## YOUR TASK
From the listing below, return each line that includes "document".

== DATA TO USE

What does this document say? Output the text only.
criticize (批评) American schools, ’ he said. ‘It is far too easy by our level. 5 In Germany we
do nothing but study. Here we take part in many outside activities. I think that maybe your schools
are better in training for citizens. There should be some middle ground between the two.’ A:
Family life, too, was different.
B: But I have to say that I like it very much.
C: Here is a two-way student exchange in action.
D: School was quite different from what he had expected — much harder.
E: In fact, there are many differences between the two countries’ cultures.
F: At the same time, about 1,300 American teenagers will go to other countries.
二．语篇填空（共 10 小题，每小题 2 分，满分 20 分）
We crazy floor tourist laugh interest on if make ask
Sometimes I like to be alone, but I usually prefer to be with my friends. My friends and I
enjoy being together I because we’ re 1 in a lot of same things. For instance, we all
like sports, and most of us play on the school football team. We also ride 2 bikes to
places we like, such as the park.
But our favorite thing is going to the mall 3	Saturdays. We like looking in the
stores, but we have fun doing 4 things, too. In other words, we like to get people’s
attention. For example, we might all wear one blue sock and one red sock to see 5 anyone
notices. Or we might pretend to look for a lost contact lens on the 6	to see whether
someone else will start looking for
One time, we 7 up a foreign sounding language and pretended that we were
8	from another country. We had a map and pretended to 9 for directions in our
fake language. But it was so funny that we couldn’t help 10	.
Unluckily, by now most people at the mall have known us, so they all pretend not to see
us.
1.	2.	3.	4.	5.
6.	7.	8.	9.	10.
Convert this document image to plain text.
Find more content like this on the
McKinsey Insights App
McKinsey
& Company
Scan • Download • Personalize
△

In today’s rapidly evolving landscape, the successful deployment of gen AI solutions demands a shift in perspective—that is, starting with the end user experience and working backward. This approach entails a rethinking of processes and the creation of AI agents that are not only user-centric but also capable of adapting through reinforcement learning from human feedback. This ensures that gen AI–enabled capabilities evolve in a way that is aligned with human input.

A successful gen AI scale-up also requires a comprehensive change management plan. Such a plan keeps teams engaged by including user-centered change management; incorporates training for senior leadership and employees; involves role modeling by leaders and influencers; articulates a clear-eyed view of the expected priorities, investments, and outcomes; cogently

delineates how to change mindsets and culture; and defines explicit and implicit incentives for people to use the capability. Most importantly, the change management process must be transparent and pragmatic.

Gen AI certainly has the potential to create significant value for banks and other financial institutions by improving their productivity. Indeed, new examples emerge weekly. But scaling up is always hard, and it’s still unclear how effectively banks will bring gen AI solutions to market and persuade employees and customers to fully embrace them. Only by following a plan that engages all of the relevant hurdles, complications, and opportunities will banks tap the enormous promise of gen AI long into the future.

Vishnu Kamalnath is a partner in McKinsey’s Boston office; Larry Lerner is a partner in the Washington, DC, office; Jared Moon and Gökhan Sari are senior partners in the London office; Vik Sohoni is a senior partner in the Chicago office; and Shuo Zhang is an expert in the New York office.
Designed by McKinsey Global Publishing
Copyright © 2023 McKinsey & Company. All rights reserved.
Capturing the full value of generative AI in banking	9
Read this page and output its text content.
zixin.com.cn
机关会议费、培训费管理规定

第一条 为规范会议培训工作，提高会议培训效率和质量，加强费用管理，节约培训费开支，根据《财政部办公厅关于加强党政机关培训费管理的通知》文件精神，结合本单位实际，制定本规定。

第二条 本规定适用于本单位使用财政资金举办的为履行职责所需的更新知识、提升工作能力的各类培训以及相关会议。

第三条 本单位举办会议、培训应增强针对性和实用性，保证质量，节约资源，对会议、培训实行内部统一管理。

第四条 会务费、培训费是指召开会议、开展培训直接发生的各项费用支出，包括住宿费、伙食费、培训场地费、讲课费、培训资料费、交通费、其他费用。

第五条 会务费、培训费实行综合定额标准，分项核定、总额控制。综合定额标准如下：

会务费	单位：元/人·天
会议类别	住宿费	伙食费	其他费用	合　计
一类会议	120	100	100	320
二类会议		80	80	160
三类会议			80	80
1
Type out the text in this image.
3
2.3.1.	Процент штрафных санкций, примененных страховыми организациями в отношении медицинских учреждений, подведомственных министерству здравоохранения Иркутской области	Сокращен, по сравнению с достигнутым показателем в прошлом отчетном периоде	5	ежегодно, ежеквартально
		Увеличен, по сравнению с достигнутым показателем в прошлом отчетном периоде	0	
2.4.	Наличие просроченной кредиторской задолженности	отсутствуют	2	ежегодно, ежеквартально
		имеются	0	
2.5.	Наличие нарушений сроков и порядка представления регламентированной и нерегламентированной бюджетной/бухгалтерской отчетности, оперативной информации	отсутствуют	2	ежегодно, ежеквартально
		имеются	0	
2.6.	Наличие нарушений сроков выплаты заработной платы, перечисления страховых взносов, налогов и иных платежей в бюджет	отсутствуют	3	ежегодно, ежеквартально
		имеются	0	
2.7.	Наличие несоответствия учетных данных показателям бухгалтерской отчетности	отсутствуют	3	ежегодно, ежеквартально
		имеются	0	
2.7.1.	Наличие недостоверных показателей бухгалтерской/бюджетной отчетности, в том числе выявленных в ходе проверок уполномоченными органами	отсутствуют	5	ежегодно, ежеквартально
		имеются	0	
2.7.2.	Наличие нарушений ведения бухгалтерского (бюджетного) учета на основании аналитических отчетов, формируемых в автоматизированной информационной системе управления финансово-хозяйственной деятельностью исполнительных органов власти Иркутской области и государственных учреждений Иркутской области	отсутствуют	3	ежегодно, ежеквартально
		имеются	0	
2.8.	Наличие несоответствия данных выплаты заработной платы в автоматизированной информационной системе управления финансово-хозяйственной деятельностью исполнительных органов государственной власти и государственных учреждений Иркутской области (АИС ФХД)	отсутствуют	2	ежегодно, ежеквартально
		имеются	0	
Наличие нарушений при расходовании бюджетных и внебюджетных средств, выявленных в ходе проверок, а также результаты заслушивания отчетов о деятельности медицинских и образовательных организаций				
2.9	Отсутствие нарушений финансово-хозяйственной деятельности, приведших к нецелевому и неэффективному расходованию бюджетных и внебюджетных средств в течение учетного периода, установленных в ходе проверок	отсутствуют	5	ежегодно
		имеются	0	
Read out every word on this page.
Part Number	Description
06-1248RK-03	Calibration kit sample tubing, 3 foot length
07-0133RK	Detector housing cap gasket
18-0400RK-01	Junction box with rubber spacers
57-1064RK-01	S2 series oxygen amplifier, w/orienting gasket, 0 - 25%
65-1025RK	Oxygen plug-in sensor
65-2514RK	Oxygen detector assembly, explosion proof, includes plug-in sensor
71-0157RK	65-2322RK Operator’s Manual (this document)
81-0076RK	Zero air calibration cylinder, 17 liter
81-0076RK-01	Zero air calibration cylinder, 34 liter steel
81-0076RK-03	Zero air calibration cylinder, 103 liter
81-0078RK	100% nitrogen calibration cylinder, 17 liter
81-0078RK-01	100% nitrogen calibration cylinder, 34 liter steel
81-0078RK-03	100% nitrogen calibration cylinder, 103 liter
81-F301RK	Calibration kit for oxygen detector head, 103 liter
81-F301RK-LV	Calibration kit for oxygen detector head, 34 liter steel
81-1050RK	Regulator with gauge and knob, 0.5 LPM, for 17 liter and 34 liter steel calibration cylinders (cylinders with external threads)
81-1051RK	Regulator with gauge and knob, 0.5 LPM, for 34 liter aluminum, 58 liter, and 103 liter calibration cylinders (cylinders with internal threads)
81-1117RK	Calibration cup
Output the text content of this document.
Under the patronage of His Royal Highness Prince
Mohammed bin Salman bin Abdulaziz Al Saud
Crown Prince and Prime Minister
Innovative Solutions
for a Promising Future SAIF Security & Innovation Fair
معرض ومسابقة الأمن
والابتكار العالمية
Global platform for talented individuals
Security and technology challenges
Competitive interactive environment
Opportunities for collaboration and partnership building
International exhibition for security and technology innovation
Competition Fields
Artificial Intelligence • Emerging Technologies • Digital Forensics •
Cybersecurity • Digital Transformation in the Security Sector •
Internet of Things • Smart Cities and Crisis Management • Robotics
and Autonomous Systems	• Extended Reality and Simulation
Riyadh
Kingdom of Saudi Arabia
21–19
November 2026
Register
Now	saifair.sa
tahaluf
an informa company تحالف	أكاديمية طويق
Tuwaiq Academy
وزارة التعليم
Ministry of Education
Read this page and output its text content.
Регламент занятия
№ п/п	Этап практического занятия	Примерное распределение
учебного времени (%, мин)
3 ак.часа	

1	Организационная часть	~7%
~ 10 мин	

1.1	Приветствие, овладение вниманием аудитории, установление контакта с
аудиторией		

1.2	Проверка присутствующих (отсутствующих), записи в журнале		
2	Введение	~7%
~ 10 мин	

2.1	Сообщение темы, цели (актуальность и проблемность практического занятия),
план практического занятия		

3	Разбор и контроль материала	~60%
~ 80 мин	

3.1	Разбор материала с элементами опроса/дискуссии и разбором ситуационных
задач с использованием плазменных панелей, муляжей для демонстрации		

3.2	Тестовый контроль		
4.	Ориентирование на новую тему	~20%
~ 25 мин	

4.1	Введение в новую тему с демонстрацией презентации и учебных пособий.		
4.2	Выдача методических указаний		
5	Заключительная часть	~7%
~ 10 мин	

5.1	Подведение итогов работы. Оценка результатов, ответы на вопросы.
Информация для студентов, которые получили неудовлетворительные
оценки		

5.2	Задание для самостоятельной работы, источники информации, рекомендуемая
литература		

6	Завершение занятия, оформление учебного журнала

====

## SOLUTION FOR THIS EXERCISE
What does this document say? Output the text only.
Convert this document image to plain text.
71-0157RK	65-2322RK Operator’s Manual (this document)
Output the text content of this document.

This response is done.